What is required:
Compute the number of lines that include the string "this", then output that number and nothing else.

Material provided:

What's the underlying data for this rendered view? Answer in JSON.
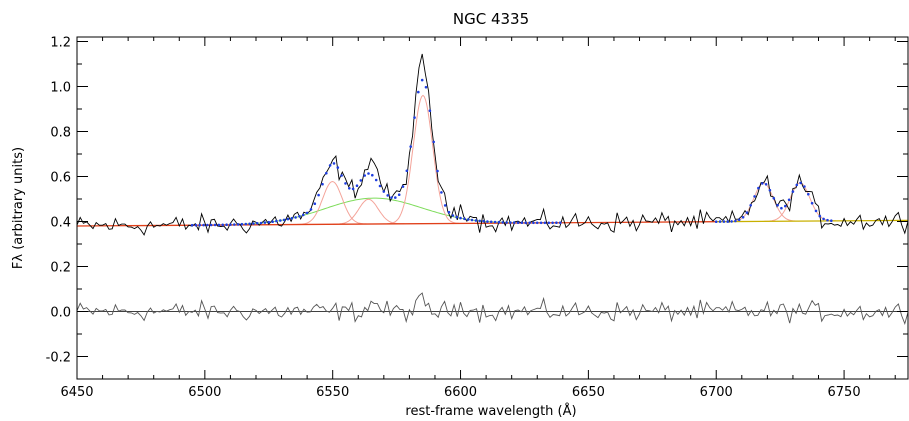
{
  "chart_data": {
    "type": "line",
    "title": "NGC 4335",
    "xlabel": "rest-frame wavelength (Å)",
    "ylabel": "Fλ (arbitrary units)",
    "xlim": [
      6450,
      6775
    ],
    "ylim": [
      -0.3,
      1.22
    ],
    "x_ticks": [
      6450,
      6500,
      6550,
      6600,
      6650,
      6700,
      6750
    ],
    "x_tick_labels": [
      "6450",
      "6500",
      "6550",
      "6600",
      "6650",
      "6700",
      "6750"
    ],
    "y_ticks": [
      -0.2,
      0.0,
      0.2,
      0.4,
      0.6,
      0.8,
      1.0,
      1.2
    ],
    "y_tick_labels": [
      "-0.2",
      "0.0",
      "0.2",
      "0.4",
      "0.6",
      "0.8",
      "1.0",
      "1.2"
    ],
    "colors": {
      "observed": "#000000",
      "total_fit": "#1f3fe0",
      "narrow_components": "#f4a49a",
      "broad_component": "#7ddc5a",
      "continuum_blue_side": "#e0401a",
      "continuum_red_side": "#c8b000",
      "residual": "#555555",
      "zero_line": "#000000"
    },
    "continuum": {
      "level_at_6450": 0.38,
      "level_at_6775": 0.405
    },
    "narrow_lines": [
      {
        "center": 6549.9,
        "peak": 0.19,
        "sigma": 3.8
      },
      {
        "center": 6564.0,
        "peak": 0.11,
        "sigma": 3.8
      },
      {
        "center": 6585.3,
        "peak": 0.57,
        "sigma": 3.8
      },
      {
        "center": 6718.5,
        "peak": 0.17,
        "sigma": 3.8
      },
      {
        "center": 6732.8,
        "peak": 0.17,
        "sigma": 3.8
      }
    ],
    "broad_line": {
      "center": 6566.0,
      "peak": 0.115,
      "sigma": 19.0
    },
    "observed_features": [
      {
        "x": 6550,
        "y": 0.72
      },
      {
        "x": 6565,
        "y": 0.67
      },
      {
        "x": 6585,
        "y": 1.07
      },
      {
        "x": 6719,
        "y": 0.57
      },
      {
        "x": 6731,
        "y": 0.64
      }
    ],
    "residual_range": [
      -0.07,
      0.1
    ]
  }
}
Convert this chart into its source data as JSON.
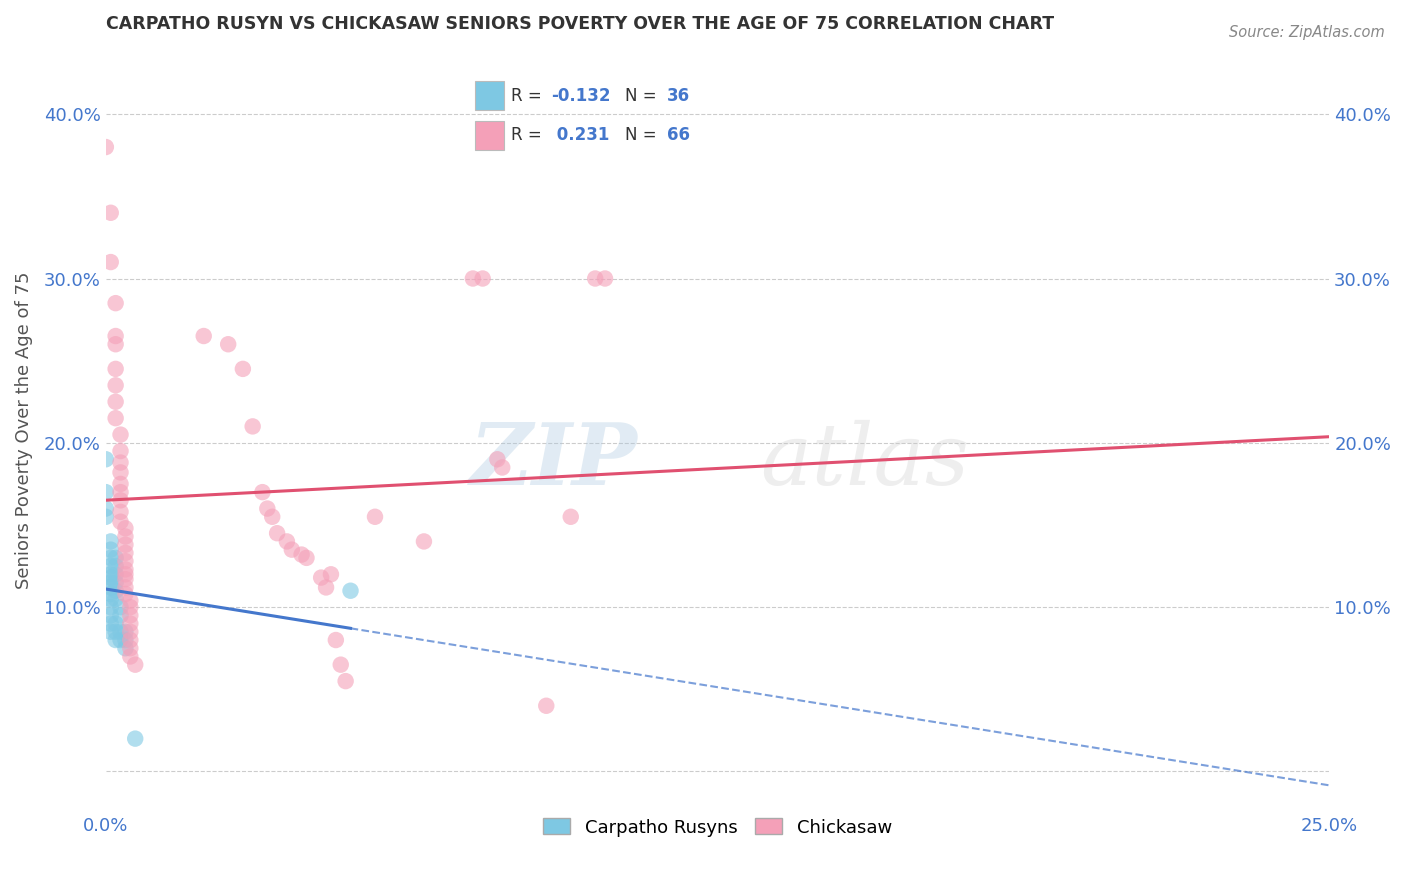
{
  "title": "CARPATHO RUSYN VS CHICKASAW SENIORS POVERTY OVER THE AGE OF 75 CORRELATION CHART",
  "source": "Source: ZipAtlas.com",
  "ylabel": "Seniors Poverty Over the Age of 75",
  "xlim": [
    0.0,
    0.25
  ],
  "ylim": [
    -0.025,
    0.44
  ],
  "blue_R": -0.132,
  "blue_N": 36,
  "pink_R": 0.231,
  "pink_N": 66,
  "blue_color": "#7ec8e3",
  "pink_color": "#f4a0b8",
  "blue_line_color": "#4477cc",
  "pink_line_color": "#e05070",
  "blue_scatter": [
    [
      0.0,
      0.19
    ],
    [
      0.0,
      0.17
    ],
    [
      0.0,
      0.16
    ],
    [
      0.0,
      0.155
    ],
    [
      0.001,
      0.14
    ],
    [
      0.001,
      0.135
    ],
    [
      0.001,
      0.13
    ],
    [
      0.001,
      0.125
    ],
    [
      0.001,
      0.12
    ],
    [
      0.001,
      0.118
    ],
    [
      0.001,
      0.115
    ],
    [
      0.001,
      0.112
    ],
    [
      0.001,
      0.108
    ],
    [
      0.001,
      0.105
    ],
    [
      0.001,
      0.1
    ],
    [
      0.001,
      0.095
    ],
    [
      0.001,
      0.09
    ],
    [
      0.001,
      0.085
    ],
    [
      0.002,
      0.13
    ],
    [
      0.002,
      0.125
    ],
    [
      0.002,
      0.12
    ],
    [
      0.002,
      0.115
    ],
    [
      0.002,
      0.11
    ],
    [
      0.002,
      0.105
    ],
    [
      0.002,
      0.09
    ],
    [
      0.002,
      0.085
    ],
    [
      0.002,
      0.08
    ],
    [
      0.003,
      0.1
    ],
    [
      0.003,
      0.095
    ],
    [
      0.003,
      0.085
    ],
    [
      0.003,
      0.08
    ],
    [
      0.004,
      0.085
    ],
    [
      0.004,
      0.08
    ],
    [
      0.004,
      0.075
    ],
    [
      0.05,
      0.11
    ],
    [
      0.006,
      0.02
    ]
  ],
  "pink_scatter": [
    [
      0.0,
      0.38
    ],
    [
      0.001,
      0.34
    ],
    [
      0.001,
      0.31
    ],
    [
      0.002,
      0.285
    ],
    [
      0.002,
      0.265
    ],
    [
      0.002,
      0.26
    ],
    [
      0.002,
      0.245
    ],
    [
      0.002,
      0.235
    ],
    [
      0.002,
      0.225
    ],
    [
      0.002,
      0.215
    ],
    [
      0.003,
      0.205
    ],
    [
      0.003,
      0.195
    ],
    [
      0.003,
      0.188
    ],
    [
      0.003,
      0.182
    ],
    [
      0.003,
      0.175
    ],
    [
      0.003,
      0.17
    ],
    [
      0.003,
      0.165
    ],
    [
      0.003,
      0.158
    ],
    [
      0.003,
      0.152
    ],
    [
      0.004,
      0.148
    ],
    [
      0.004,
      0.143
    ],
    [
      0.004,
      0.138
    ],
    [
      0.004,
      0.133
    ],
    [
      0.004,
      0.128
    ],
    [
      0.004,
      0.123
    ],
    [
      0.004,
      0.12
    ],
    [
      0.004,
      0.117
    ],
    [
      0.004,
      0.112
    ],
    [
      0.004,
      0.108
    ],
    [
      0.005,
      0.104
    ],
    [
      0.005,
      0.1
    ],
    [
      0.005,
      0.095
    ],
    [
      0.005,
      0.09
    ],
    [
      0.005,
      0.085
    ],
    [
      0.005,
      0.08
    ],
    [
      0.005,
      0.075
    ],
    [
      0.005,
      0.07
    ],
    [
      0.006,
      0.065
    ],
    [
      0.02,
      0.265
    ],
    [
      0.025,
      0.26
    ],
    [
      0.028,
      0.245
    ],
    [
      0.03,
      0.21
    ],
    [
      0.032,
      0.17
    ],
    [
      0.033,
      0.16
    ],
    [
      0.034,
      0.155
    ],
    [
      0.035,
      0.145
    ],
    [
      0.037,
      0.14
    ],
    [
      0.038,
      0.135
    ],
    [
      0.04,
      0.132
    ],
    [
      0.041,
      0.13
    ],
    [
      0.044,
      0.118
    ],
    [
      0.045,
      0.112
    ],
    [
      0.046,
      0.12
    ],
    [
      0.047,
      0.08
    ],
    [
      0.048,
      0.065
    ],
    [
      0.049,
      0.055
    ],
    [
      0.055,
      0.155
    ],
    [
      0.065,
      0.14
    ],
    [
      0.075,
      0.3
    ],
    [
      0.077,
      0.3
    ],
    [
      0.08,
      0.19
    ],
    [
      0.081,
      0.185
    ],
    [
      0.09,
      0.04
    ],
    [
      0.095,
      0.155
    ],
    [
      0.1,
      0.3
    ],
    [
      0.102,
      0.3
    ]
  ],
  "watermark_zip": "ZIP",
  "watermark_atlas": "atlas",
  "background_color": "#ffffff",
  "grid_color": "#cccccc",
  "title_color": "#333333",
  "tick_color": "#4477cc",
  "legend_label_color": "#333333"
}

* * *

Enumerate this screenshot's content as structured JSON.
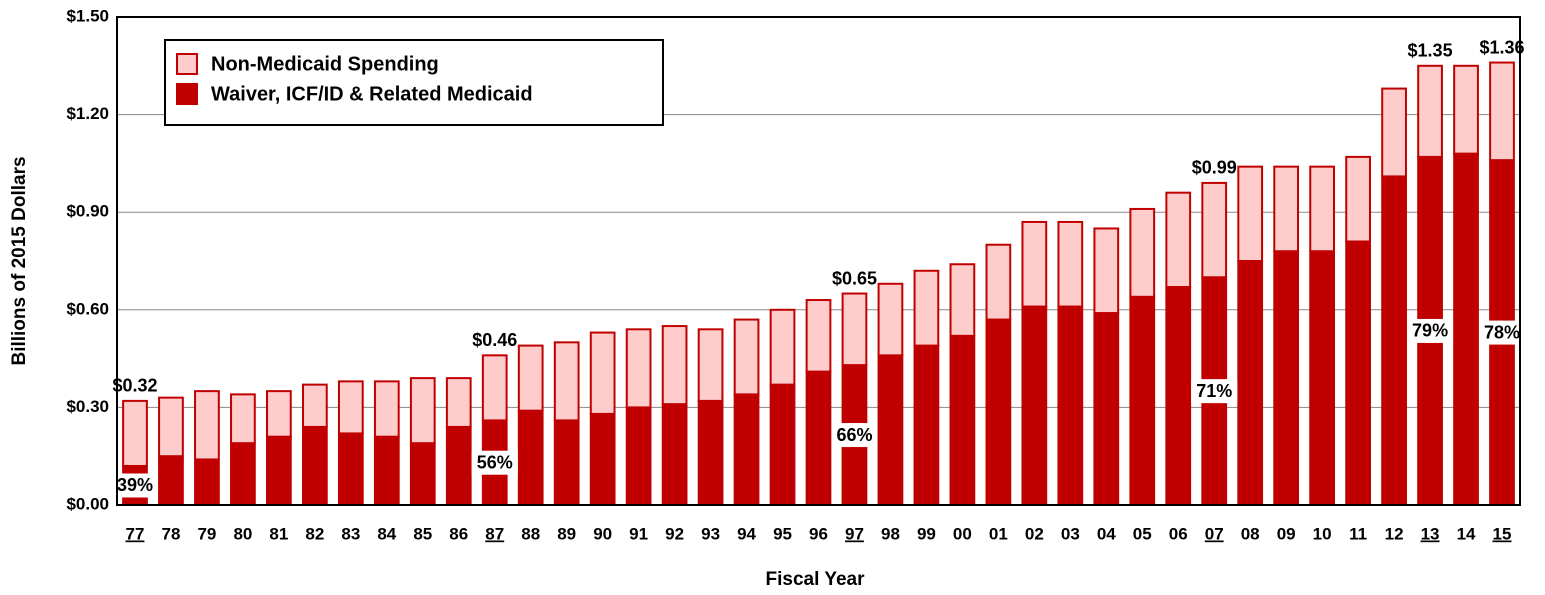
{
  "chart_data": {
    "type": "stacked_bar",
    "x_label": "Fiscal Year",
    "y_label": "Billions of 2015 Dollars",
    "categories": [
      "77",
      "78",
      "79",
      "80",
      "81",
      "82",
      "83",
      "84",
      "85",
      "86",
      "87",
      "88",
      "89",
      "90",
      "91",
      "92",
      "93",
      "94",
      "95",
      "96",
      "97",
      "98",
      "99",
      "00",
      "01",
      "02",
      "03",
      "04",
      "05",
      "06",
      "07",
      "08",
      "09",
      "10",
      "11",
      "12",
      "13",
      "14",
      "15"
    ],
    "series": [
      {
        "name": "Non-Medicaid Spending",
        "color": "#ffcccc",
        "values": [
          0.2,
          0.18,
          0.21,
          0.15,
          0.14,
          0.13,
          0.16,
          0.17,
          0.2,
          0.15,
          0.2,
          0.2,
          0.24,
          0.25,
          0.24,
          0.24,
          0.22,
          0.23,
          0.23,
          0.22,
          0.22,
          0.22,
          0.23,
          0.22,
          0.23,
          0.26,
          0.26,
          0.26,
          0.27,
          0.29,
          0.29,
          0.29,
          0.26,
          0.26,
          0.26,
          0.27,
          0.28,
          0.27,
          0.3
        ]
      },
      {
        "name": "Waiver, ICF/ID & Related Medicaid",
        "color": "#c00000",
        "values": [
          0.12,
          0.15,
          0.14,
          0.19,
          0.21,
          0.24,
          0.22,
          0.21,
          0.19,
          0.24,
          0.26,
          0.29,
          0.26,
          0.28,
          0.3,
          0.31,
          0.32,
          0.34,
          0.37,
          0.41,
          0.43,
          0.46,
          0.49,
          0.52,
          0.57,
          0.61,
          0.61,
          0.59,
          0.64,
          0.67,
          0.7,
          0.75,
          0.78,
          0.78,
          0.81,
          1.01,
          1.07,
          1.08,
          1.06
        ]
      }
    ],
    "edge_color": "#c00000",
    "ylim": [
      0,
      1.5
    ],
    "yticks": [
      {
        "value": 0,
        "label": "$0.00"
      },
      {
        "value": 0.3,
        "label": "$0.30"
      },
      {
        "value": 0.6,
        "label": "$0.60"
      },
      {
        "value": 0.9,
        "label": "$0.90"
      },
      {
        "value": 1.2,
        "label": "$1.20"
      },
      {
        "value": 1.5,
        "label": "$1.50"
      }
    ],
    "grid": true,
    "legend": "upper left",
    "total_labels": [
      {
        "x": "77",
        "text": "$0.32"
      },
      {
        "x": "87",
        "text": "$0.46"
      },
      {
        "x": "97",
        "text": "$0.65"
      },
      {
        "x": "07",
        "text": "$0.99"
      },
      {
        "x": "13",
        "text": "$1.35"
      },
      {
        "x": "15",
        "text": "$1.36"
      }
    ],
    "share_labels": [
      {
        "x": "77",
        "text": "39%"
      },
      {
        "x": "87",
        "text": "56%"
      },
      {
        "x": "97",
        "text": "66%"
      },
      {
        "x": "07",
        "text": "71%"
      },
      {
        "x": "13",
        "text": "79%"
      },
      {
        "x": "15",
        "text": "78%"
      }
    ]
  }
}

Answer to the exercise:
3